■ WRITTEN INSTRUCTION: Below are entries to be transcribed exactly; exclude the pictures from the copy.

Records:
━━━━

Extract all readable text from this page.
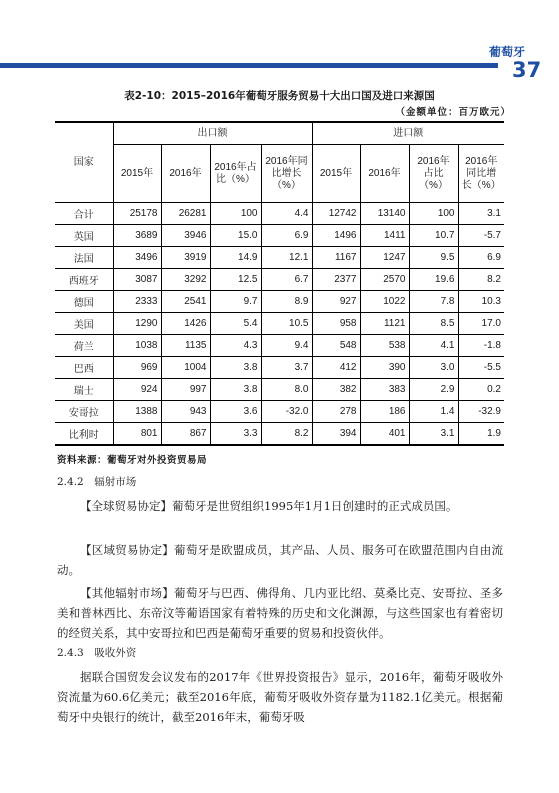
葡萄牙
37
表2-10：2015–2016年葡萄牙服务贸易十大出口国及进口来源国
（金额单位：百万欧元）
国家	出口额				进口额			
	2015年	2016年	2016年占比（%）	2016年同比增长（%）	2015年	2016年	2016年占比（%）	2016年同比增长（%）
合计	25178	26281	100	4.4	12742	13140	100	3.1
英国	3689	3946	15.0	6.9	1496	1411	10.7	-5.7
法国	3496	3919	14.9	12.1	1167	1247	9.5	6.9
西班牙	3087	3292	12.5	6.7	2377	2570	19.6	8.2
德国	2333	2541	9.7	8.9	927	1022	7.8	10.3
美国	1290	1426	5.4	10.5	958	1121	8.5	17.0
荷兰	1038	1135	4.3	9.4	548	538	4.1	-1.8
巴西	969	1004	3.8	3.7	412	390	3.0	-5.5
瑞士	924	997	3.8	8.0	382	383	2.9	0.2
安哥拉	1388	943	3.6	-32.0	278	186	1.4	-32.9
比利时	801	867	3.3	8.2	394	401	3.1	1.9
资料来源：葡萄牙对外投资贸易局
2.4.2　辐射市场
【全球贸易协定】葡萄牙是世贸组织1995年1月1日创建时的正式成员国。
【区域贸易协定】葡萄牙是欧盟成员，其产品、人员、服务可在欧盟范围内自由流动。
【其他辐射市场】葡萄牙与巴西、佛得角、几内亚比绍、莫桑比克、安哥拉、圣多美和普林西比、东帝汶等葡语国家有着特殊的历史和文化渊源，与这些国家也有着密切的经贸关系，其中安哥拉和巴西是葡萄牙重要的贸易和投资伙伴。
2.4.3　吸收外资
据联合国贸发会议发布的2017年《世界投资报告》显示，2016年，葡萄牙吸收外资流量为60.6亿美元；截至2016年底，葡萄牙吸收外资存量为1182.1亿美元。根据葡萄牙中央银行的统计，截至2016年末，葡萄牙吸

━━━━

■ THE ANSWER:
Extract all readable text from this page.
葡萄牙
37
表2-10：2015–2016年葡萄牙服务贸易十大出口国及进口来源国
（金额单位：百万欧元）
国家	出口额				进口额			
	2015年	2016年	2016年占比（%）	2016年同比增长（%）	2015年	2016年	2016年占比（%）	2016年同比增长（%）
合计	25178	26281	100	4.4	12742	13140	100	3.1
英国	3689	3946	15.0	6.9	1496	1411	10.7	-5.7
法国	3496	3919	14.9	12.1	1167	1247	9.5	6.9
西班牙	3087	3292	12.5	6.7	2377	2570	19.6	8.2
德国	2333	2541	9.7	8.9	927	1022	7.8	10.3
美国	1290	1426	5.4	10.5	958	1121	8.5	17.0
荷兰	1038	1135	4.3	9.4	548	538	4.1	-1.8
巴西	969	1004	3.8	3.7	412	390	3.0	-5.5
瑞士	924	997	3.8	8.0	382	383	2.9	0.2
安哥拉	1388	943	3.6	-32.0	278	186	1.4	-32.9
比利时	801	867	3.3	8.2	394	401	3.1	1.9
资料来源：葡萄牙对外投资贸易局
2.4.2　辐射市场
【全球贸易协定】葡萄牙是世贸组织1995年1月1日创建时的正式成员国。
【区域贸易协定】葡萄牙是欧盟成员，其产品、人员、服务可在欧盟范围内自由流动。
【其他辐射市场】葡萄牙与巴西、佛得角、几内亚比绍、莫桑比克、安哥拉、圣多美和普林西比、东帝汶等葡语国家有着特殊的历史和文化渊源，与这些国家也有着密切的经贸关系，其中安哥拉和巴西是葡萄牙重要的贸易和投资伙伴。
2.4.3　吸收外资
据联合国贸发会议发布的2017年《世界投资报告》显示，2016年，葡萄牙吸收外资流量为60.6亿美元；截至2016年底，葡萄牙吸收外资存量为1182.1亿美元。根据葡萄牙中央银行的统计，截至2016年末，葡萄牙吸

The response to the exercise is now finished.